◆ **EXERCISE INSTRUCTIONS**
From the entries that follow, list every line in which the string "Press" appears.

◆ **DATA IN THIS EXERCISE**
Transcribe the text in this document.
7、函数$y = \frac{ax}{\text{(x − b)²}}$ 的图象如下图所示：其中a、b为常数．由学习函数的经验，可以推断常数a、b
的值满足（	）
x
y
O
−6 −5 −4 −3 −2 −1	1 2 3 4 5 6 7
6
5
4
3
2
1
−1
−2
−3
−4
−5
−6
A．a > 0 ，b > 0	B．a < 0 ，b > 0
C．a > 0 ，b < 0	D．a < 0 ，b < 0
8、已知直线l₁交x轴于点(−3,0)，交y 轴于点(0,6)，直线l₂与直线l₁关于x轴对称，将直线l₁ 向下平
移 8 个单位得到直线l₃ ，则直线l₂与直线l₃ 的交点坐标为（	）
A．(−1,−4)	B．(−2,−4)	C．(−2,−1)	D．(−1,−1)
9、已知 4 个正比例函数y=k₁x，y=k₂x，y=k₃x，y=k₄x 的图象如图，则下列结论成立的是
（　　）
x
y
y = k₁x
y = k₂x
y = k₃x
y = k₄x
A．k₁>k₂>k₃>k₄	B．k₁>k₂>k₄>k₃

==

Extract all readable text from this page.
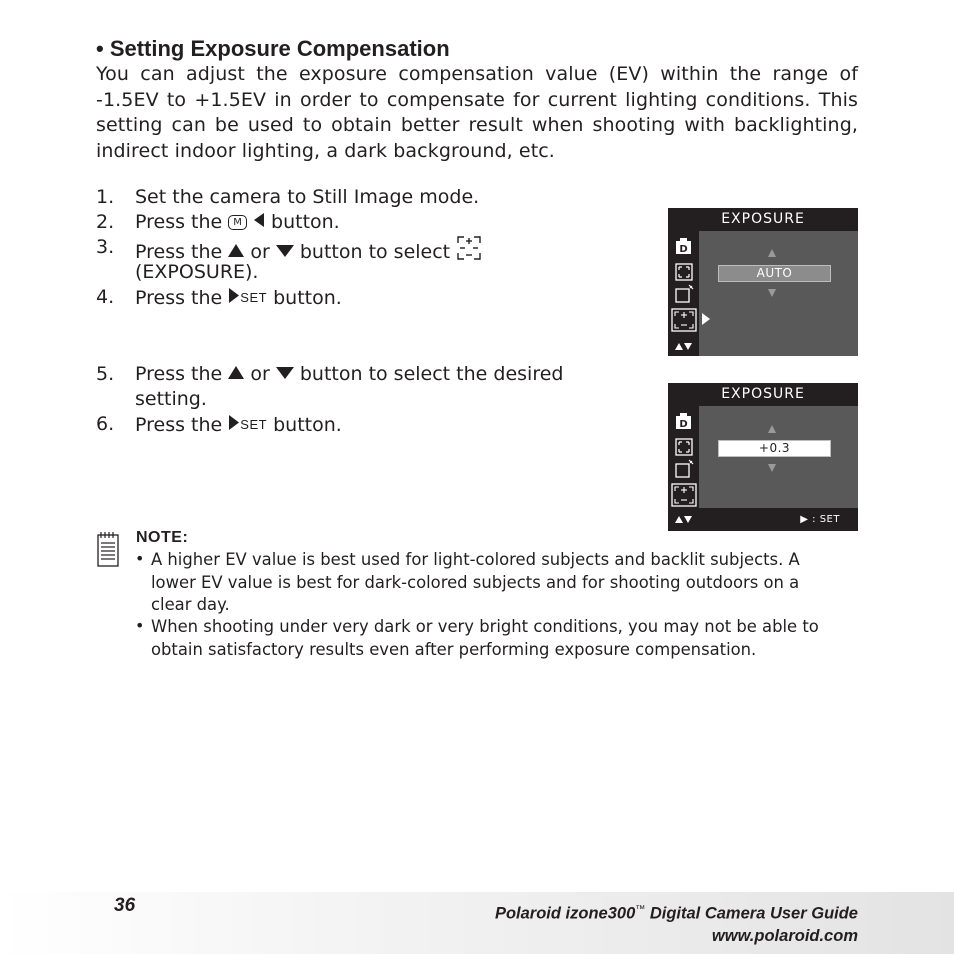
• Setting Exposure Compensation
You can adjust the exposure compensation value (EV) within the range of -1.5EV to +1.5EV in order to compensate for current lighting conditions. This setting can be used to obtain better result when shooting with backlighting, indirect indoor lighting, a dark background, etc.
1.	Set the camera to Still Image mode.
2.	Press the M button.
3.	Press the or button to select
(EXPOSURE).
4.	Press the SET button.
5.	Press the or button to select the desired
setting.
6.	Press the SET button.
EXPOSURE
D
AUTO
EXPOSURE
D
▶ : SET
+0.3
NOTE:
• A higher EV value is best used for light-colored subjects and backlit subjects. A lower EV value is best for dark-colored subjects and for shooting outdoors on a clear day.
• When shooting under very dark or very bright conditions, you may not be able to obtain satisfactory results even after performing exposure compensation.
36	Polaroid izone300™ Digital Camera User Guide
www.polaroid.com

--

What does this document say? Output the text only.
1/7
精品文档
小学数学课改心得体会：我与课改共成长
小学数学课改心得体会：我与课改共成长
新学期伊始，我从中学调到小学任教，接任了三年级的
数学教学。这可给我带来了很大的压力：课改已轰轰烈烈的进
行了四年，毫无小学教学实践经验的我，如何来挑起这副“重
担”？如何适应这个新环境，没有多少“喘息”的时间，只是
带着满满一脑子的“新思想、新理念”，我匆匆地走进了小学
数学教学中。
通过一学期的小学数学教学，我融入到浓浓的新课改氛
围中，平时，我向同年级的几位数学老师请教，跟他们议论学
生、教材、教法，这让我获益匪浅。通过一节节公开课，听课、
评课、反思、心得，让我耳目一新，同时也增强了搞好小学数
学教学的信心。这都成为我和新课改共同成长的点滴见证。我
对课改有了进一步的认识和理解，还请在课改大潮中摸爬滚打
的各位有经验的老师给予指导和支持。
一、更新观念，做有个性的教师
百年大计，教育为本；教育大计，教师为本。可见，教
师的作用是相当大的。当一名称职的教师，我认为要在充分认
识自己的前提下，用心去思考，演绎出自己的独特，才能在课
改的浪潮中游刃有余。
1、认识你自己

◆ **WORKED ANSWER**
2.	Press the M button.
3.	Press the or button to select
4.	Press the SET button.
5.	Press the or button to select the desired
6.	Press the SET button.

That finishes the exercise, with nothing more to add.